> **Objective**: For the copy, please give all of the data again exactly and leave the pictures out.

> **Record extracts**:
········
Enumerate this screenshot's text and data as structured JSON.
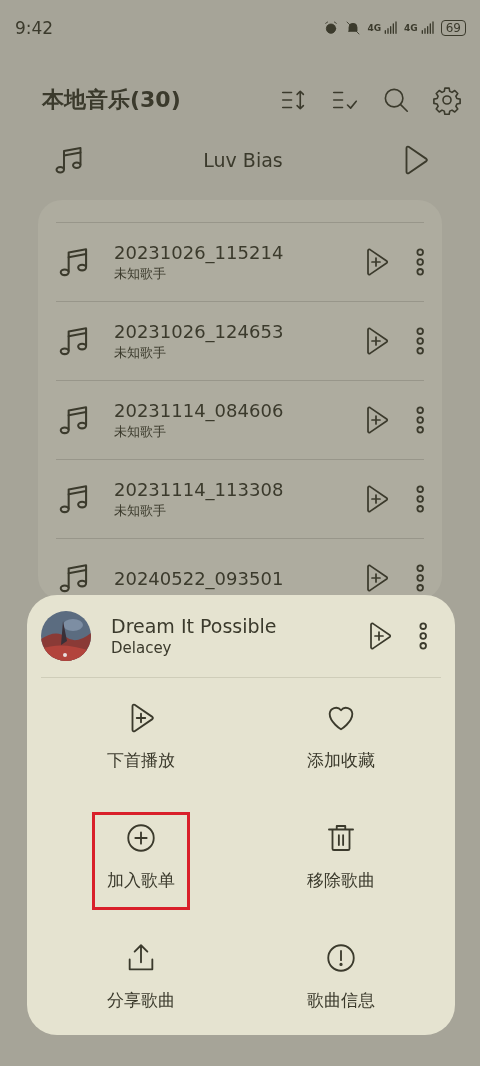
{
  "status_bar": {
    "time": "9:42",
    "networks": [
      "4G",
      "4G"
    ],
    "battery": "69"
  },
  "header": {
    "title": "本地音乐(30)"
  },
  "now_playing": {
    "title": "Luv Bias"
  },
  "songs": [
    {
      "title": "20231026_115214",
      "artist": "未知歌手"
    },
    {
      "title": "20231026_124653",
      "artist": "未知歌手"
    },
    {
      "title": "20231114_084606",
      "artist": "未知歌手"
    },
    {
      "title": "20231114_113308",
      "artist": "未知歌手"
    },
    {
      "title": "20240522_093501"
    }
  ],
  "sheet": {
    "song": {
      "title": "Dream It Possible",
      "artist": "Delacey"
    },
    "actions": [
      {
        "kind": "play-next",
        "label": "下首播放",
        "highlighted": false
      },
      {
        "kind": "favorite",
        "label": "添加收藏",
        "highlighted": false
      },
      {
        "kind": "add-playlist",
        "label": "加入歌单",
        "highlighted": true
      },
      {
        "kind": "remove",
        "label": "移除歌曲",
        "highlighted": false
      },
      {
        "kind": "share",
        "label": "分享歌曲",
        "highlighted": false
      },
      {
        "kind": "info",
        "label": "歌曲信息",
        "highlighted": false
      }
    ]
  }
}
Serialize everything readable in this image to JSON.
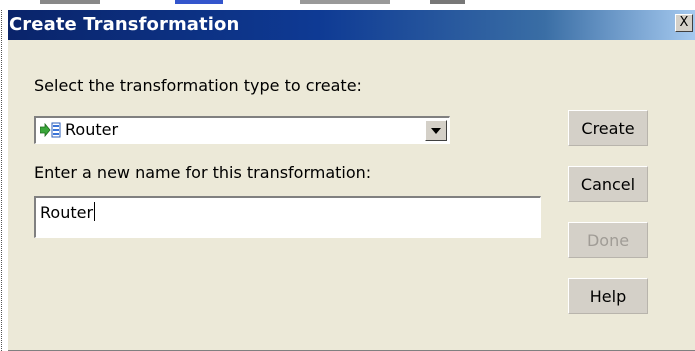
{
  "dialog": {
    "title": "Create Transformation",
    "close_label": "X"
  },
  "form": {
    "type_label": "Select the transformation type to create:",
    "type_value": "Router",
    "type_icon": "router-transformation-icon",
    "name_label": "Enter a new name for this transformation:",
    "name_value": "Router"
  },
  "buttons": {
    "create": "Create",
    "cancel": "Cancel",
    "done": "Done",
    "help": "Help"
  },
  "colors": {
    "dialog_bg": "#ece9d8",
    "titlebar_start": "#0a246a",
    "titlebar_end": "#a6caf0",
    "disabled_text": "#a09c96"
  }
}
········
> **Task result**:
Enumerate this screenshot's text and data as structured JSON.
{
  "status_bar": {
    "time": "9:42",
    "networks": [
      "4G",
      "4G"
    ],
    "battery": "69"
  },
  "header": {
    "title": "本地音乐(30)"
  },
  "now_playing": {
    "title": "Luv Bias"
  },
  "songs": [
    {
      "title": "20231026_115214",
      "artist": "未知歌手"
    },
    {
      "title": "20231026_124653",
      "artist": "未知歌手"
    },
    {
      "title": "20231114_084606",
      "artist": "未知歌手"
    },
    {
      "title": "20231114_113308",
      "artist": "未知歌手"
    },
    {
      "title": "20240522_093501"
    }
  ],
  "sheet": {
    "song": {
      "title": "Dream It Possible",
      "artist": "Delacey"
    },
    "actions": [
      {
        "kind": "play-next",
        "label": "下首播放",
        "highlighted": false
      },
      {
        "kind": "favorite",
        "label": "添加收藏",
        "highlighted": false
      },
      {
        "kind": "add-playlist",
        "label": "加入歌单",
        "highlighted": true
      },
      {
        "kind": "remove",
        "label": "移除歌曲",
        "highlighted": false
      },
      {
        "kind": "share",
        "label": "分享歌曲",
        "highlighted": false
      },
      {
        "kind": "info",
        "label": "歌曲信息",
        "highlighted": false
      }
    ]
  }
}
Serialize everything readable in this image to JSON.
{
  "dialog": {
    "title": "Create Transformation",
    "close_label": "X"
  },
  "form": {
    "type_label": "Select the transformation type to create:",
    "type_value": "Router",
    "type_icon": "router-transformation-icon",
    "name_label": "Enter a new name for this transformation:",
    "name_value": "Router"
  },
  "buttons": {
    "create": "Create",
    "cancel": "Cancel",
    "done": "Done",
    "help": "Help"
  },
  "colors": {
    "dialog_bg": "#ece9d8",
    "titlebar_start": "#0a246a",
    "titlebar_end": "#a6caf0",
    "disabled_text": "#a09c96"
  }
}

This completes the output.